[Records for the exercise start]

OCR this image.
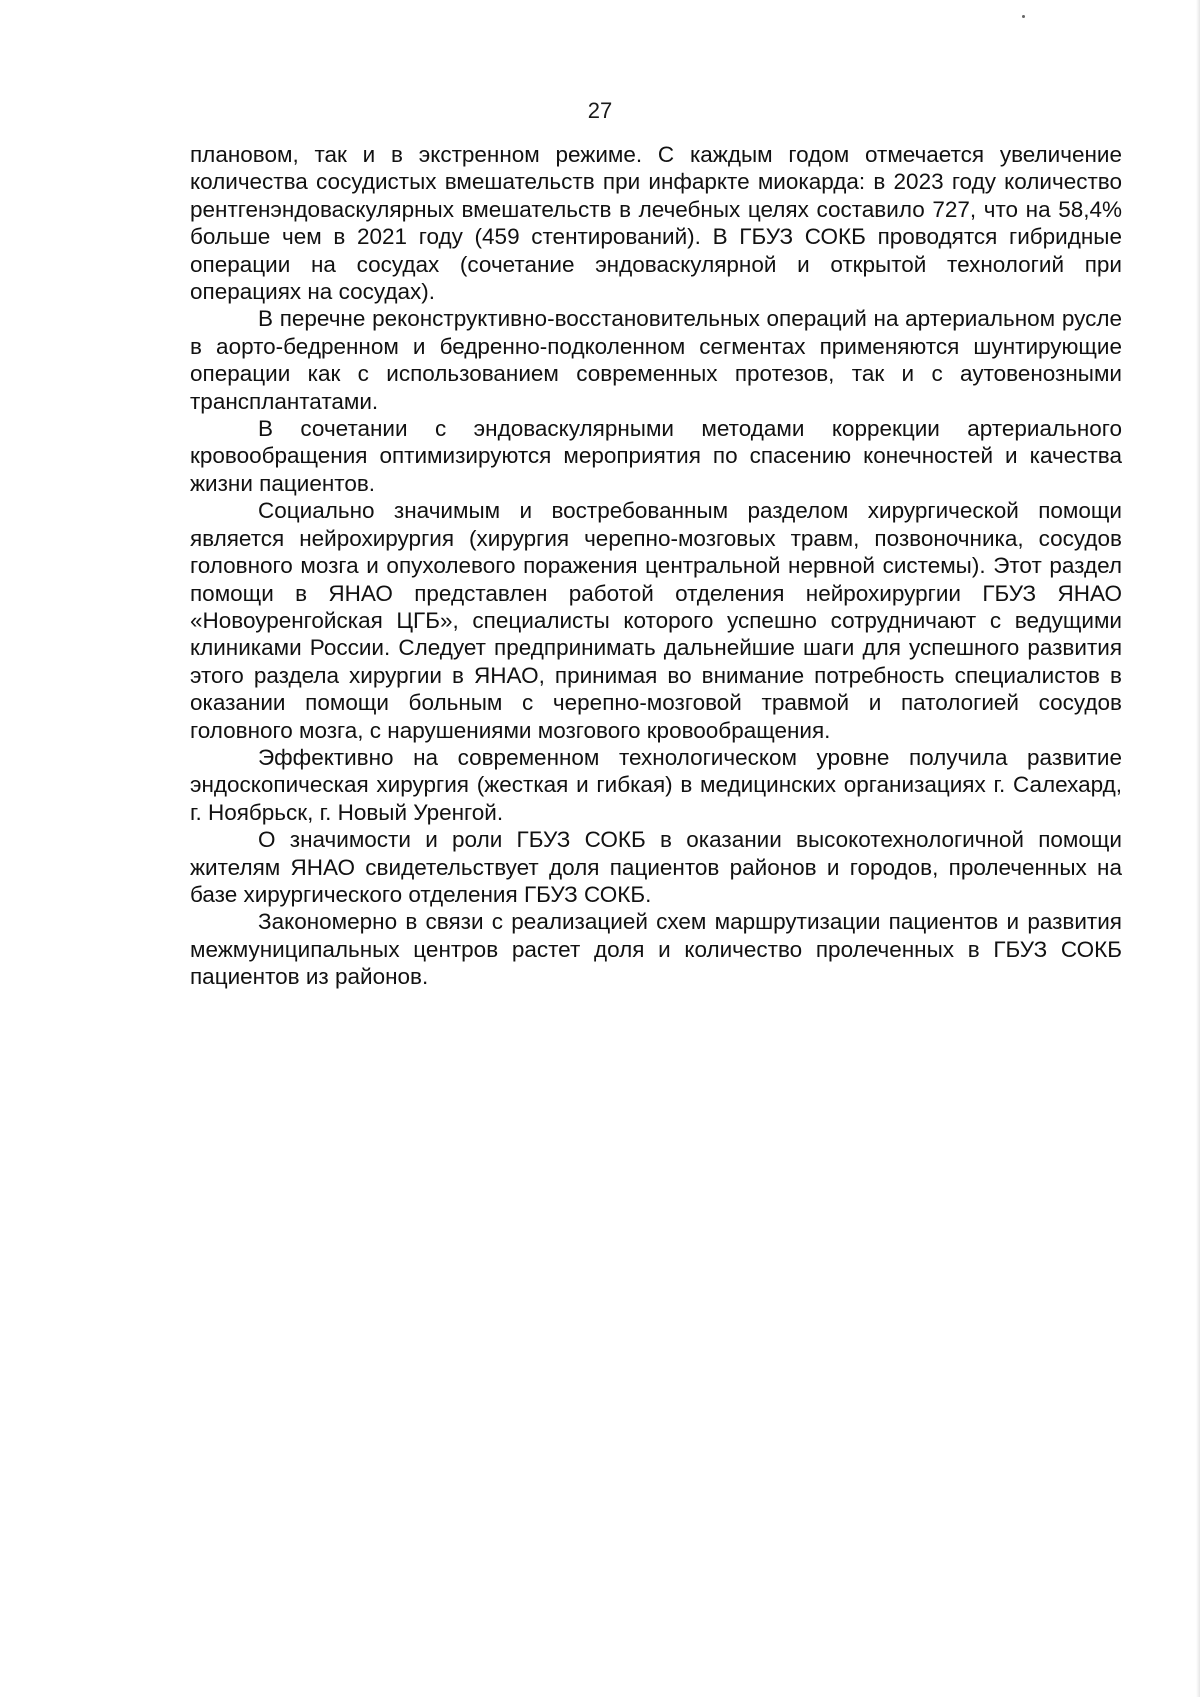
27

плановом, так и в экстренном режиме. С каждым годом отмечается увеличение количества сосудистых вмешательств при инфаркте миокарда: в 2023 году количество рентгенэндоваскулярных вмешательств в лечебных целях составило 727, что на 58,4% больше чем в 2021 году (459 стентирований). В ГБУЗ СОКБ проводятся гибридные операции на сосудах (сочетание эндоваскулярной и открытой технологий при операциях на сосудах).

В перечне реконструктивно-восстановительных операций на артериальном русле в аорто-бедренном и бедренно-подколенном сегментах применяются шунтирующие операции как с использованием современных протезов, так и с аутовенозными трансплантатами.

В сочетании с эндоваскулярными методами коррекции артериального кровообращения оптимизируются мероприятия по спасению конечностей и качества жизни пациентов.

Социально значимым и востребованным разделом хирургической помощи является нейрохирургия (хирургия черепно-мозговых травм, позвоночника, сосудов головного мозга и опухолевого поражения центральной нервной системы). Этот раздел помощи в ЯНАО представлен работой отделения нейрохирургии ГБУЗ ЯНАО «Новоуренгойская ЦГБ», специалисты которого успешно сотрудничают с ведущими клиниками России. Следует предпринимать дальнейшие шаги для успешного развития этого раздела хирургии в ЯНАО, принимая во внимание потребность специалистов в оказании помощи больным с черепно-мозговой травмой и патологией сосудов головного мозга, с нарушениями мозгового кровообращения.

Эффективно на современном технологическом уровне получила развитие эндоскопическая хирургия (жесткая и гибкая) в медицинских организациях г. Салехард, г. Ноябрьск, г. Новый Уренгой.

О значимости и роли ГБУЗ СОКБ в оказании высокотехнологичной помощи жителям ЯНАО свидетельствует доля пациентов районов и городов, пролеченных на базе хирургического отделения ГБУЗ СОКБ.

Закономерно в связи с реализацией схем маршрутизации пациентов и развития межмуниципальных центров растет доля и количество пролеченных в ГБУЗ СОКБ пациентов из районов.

[Records for the exercise end]

**Problem description**
Review the material and copy each line in which the word "кровообращения" appears.

**Correct response**
В сочетании с эндоваскулярными методами коррекции артериального кровообращения оптимизируются мероприятия по спасению конечностей и качества жизни пациентов.
Социально значимым и востребованным разделом хирургической помощи является нейрохирургия (хирургия черепно-мозговых травм, позвоночника, сосудов головного мозга и опухолевого поражения центральной нервной системы). Этот раздел помощи в ЯНАО представлен работой отделения нейрохирургии ГБУЗ ЯНАО «Новоуренгойская ЦГБ», специалисты которого успешно сотрудничают с ведущими клиниками России. Следует предпринимать дальнейшие шаги для успешного развития этого раздела хирургии в ЯНАО, принимая во внимание потребность специалистов в оказании помощи больным с черепно-мозговой травмой и патологией сосудов головного мозга, с нарушениями мозгового кровообращения.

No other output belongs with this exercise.